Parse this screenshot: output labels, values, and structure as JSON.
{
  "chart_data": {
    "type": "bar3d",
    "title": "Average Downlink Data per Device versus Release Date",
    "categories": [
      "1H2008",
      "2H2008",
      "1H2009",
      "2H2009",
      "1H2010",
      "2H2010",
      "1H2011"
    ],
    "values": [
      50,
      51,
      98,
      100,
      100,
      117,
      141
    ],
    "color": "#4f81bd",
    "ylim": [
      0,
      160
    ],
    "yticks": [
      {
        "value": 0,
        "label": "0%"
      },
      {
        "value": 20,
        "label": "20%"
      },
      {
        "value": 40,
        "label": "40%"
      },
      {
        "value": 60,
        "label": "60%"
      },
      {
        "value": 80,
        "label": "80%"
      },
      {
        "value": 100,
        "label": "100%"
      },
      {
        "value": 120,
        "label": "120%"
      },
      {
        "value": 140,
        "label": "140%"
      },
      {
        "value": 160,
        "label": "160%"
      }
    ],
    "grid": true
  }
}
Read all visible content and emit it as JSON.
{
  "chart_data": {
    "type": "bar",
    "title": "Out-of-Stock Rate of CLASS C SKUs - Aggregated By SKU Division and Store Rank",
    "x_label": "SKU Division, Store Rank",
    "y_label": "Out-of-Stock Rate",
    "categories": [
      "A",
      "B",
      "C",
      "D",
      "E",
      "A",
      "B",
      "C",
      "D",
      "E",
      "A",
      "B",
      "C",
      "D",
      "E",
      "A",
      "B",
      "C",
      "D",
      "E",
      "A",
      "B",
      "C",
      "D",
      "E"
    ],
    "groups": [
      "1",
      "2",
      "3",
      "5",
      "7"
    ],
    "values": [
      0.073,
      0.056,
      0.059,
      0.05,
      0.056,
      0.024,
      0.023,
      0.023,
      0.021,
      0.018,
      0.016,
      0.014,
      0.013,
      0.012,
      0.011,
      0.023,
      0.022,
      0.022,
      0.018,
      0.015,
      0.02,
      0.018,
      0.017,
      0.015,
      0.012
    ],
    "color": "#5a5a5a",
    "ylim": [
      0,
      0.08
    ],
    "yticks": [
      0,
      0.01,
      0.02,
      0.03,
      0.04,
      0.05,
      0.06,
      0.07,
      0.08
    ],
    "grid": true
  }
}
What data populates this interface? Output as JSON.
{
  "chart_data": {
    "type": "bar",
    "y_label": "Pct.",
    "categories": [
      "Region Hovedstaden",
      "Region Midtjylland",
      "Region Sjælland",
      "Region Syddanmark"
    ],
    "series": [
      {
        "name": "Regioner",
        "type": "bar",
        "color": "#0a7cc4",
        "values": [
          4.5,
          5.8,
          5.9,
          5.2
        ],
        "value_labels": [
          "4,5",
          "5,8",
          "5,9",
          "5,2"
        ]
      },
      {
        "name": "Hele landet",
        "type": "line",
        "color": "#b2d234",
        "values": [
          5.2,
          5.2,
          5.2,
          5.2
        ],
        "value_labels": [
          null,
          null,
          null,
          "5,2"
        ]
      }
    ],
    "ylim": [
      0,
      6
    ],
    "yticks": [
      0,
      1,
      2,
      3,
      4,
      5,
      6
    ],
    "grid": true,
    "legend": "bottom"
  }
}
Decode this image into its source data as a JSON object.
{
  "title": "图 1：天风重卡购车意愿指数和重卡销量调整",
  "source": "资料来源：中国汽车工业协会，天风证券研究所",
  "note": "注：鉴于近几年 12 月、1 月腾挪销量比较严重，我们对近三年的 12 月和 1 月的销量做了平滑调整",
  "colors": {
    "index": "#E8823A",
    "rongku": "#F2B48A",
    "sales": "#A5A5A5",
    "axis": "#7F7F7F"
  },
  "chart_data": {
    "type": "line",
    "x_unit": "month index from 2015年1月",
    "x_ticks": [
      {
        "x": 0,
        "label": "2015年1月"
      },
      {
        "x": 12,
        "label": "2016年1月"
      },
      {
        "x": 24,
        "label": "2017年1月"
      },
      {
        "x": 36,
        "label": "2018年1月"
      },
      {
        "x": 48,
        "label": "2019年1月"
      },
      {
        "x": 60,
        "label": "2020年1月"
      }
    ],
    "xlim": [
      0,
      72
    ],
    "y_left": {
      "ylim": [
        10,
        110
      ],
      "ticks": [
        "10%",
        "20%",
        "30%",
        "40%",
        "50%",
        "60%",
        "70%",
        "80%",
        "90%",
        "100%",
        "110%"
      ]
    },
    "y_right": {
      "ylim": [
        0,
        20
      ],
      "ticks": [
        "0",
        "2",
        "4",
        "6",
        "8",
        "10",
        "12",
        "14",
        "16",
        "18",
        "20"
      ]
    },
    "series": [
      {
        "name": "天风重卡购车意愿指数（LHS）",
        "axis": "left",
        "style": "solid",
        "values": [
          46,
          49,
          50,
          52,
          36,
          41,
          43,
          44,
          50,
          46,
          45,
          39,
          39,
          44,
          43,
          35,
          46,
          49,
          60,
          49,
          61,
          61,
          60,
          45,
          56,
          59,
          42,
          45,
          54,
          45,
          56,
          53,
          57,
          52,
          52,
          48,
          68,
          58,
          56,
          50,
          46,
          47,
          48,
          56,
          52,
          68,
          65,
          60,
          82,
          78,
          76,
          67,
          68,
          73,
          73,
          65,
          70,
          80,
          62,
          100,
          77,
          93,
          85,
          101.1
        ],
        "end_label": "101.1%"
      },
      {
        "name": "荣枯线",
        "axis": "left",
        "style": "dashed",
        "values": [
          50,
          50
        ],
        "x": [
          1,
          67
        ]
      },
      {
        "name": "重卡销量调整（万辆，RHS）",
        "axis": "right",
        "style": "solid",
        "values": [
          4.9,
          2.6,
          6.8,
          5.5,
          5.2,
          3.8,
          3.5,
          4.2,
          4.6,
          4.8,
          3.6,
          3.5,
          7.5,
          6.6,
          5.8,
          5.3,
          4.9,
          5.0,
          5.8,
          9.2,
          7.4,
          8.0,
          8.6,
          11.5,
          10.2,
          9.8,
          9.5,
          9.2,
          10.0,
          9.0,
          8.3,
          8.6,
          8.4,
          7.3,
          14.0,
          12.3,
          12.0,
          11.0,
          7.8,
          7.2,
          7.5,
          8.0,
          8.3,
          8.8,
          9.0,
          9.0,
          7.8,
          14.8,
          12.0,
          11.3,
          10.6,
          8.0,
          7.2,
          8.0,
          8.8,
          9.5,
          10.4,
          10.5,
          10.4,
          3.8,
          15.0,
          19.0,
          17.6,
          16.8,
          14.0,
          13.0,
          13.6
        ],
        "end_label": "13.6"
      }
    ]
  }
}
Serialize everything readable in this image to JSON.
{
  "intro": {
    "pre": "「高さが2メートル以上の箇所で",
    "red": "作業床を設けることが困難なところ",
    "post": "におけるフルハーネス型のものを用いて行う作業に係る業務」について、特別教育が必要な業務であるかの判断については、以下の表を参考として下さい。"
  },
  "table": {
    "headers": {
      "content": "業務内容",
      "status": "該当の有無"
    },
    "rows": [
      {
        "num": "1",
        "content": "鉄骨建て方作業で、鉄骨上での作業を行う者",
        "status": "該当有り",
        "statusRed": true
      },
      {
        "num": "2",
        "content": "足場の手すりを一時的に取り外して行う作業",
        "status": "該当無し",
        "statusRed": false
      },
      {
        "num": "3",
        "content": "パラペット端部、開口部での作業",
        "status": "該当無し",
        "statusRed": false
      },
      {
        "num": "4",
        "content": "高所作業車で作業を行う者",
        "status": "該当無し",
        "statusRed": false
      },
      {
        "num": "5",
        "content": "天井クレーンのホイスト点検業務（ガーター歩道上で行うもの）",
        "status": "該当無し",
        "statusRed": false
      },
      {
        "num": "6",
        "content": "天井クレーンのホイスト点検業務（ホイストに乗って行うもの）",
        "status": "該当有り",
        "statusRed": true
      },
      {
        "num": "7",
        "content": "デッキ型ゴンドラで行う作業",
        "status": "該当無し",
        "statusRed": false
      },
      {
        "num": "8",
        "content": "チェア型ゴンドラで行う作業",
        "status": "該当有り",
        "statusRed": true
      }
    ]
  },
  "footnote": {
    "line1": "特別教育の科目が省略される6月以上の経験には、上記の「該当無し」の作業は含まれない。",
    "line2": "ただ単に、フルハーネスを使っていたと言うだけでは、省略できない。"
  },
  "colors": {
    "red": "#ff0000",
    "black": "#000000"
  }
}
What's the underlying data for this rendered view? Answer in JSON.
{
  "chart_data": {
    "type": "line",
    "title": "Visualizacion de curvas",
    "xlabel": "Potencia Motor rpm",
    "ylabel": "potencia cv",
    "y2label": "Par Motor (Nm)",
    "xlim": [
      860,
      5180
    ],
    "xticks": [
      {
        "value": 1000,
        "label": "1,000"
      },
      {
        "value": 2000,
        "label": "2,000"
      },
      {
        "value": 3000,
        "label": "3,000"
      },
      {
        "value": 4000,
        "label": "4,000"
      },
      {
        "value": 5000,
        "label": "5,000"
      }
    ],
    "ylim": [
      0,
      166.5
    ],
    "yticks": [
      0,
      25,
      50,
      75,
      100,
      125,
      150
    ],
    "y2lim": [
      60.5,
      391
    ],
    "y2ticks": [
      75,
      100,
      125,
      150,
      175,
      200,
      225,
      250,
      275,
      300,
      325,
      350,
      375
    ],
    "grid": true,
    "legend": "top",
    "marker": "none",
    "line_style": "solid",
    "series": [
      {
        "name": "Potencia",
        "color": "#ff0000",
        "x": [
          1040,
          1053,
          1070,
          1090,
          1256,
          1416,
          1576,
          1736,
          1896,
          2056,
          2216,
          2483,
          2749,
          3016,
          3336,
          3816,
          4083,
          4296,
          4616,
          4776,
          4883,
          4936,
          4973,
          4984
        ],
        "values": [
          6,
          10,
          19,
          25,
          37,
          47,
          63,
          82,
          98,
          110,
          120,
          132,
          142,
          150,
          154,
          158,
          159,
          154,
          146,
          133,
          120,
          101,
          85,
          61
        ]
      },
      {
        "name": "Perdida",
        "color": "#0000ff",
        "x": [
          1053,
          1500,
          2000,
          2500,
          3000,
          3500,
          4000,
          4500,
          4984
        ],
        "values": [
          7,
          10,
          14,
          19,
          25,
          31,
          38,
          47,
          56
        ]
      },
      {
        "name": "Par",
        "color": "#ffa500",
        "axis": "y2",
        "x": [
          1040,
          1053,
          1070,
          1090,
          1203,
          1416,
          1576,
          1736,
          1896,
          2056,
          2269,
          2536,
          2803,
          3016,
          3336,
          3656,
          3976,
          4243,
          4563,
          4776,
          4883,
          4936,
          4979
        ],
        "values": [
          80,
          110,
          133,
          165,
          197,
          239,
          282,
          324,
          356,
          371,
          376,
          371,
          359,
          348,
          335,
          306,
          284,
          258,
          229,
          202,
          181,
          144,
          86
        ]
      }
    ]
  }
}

::::::::

* _EXERCISE TASK_: Check each line above for "image" and return the ones that have it.

* _EXPECTED OUTPUT_:
Decode this image into its source data as a JSON object.
Serialize everything readable in this image to JSON.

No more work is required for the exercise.